Problem statement>
No pictures go into the copy. Write out every line below exactly.
##### Data provided
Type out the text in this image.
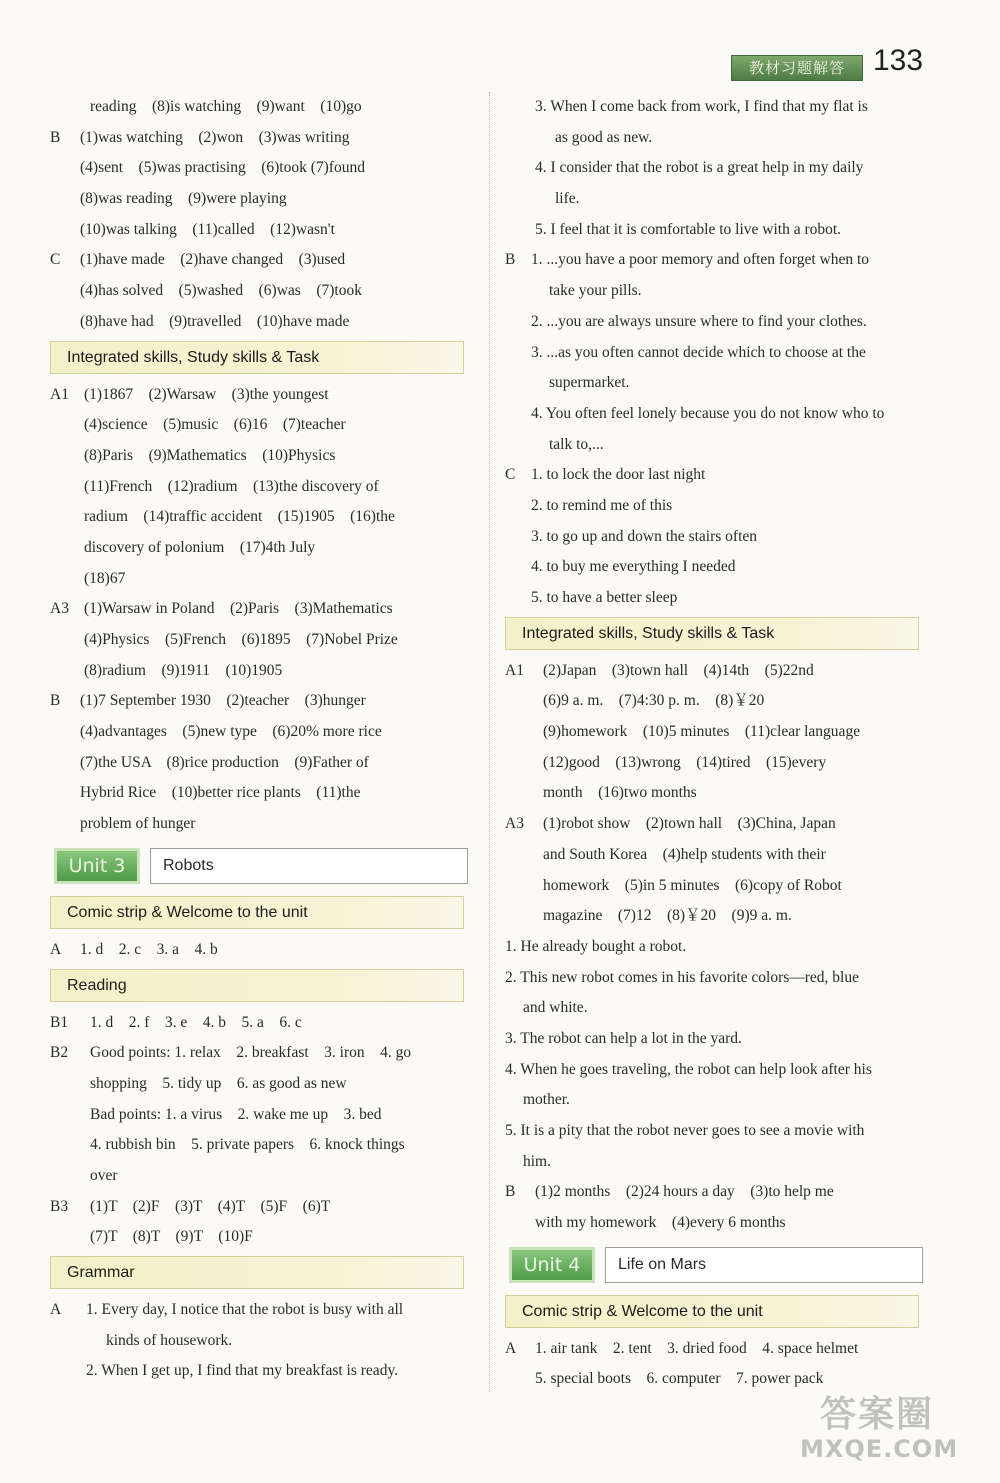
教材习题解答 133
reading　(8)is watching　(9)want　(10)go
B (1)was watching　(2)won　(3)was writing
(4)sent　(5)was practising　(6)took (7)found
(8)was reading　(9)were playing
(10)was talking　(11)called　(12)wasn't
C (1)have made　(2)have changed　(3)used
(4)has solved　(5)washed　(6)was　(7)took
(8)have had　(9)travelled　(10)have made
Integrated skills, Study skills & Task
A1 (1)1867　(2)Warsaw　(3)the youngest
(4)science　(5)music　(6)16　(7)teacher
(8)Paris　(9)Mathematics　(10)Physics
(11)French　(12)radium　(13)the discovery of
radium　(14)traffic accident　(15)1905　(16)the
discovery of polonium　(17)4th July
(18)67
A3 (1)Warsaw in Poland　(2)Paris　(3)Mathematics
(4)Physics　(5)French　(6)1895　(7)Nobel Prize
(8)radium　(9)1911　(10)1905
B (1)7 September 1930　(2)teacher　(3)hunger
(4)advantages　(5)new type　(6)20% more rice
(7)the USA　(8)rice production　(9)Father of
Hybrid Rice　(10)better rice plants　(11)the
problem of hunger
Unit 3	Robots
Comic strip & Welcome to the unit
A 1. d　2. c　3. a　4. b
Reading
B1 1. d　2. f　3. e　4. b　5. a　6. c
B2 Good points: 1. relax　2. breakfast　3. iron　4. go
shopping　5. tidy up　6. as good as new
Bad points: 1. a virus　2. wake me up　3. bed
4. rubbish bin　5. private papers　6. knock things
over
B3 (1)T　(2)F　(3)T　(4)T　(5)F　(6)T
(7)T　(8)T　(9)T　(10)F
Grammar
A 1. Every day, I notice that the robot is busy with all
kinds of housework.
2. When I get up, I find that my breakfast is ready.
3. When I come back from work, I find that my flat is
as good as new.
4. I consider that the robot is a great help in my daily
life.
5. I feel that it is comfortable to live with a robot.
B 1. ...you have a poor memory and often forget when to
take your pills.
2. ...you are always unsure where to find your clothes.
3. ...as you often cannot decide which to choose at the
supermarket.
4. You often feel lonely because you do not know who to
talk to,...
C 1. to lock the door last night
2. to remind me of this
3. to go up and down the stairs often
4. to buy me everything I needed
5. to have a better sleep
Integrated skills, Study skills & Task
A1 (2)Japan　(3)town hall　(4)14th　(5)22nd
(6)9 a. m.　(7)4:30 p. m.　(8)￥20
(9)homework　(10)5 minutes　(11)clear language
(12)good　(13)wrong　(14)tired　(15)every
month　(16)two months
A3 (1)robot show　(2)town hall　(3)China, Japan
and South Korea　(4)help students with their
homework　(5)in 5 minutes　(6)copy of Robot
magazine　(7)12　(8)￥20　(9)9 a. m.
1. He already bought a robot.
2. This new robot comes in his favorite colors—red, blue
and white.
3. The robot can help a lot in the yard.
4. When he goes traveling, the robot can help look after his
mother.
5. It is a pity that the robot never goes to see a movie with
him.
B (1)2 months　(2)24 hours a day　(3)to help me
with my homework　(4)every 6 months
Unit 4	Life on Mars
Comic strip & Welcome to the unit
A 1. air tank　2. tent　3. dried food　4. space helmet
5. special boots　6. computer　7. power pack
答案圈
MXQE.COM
##########
Response below>
Type out the text in this image.
教材习题解答 133
reading　(8)is watching　(9)want　(10)go
B (1)was watching　(2)won　(3)was writing
(4)sent　(5)was practising　(6)took (7)found
(8)was reading　(9)were playing
(10)was talking　(11)called　(12)wasn't
C (1)have made　(2)have changed　(3)used
(4)has solved　(5)washed　(6)was　(7)took
(8)have had　(9)travelled　(10)have made
Integrated skills, Study skills & Task
A1 (1)1867　(2)Warsaw　(3)the youngest
(4)science　(5)music　(6)16　(7)teacher
(8)Paris　(9)Mathematics　(10)Physics
(11)French　(12)radium　(13)the discovery of
radium　(14)traffic accident　(15)1905　(16)the
discovery of polonium　(17)4th July
(18)67
A3 (1)Warsaw in Poland　(2)Paris　(3)Mathematics
(4)Physics　(5)French　(6)1895　(7)Nobel Prize
(8)radium　(9)1911　(10)1905
B (1)7 September 1930　(2)teacher　(3)hunger
(4)advantages　(5)new type　(6)20% more rice
(7)the USA　(8)rice production　(9)Father of
Hybrid Rice　(10)better rice plants　(11)the
problem of hunger
Unit 3	Robots
Comic strip & Welcome to the unit
A 1. d　2. c　3. a　4. b
Reading
B1 1. d　2. f　3. e　4. b　5. a　6. c
B2 Good points: 1. relax　2. breakfast　3. iron　4. go
shopping　5. tidy up　6. as good as new
Bad points: 1. a virus　2. wake me up　3. bed
4. rubbish bin　5. private papers　6. knock things
over
B3 (1)T　(2)F　(3)T　(4)T　(5)F　(6)T
(7)T　(8)T　(9)T　(10)F
Grammar
A 1. Every day, I notice that the robot is busy with all
kinds of housework.
2. When I get up, I find that my breakfast is ready.
3. When I come back from work, I find that my flat is
as good as new.
4. I consider that the robot is a great help in my daily
life.
5. I feel that it is comfortable to live with a robot.
B 1. ...you have a poor memory and often forget when to
take your pills.
2. ...you are always unsure where to find your clothes.
3. ...as you often cannot decide which to choose at the
supermarket.
4. You often feel lonely because you do not know who to
talk to,...
C 1. to lock the door last night
2. to remind me of this
3. to go up and down the stairs often
4. to buy me everything I needed
5. to have a better sleep
Integrated skills, Study skills & Task
A1 (2)Japan　(3)town hall　(4)14th　(5)22nd
(6)9 a. m.　(7)4:30 p. m.　(8)￥20
(9)homework　(10)5 minutes　(11)clear language
(12)good　(13)wrong　(14)tired　(15)every
month　(16)two months
A3 (1)robot show　(2)town hall　(3)China, Japan
and South Korea　(4)help students with their
homework　(5)in 5 minutes　(6)copy of Robot
magazine　(7)12　(8)￥20　(9)9 a. m.
1. He already bought a robot.
2. This new robot comes in his favorite colors—red, blue
and white.
3. The robot can help a lot in the yard.
4. When he goes traveling, the robot can help look after his
mother.
5. It is a pity that the robot never goes to see a movie with
him.
B (1)2 months　(2)24 hours a day　(3)to help me
with my homework　(4)every 6 months
Unit 4	Life on Mars
Comic strip & Welcome to the unit
A 1. air tank　2. tent　3. dried food　4. space helmet
5. special boots　6. computer　7. power pack
答案圈
MXQE.COM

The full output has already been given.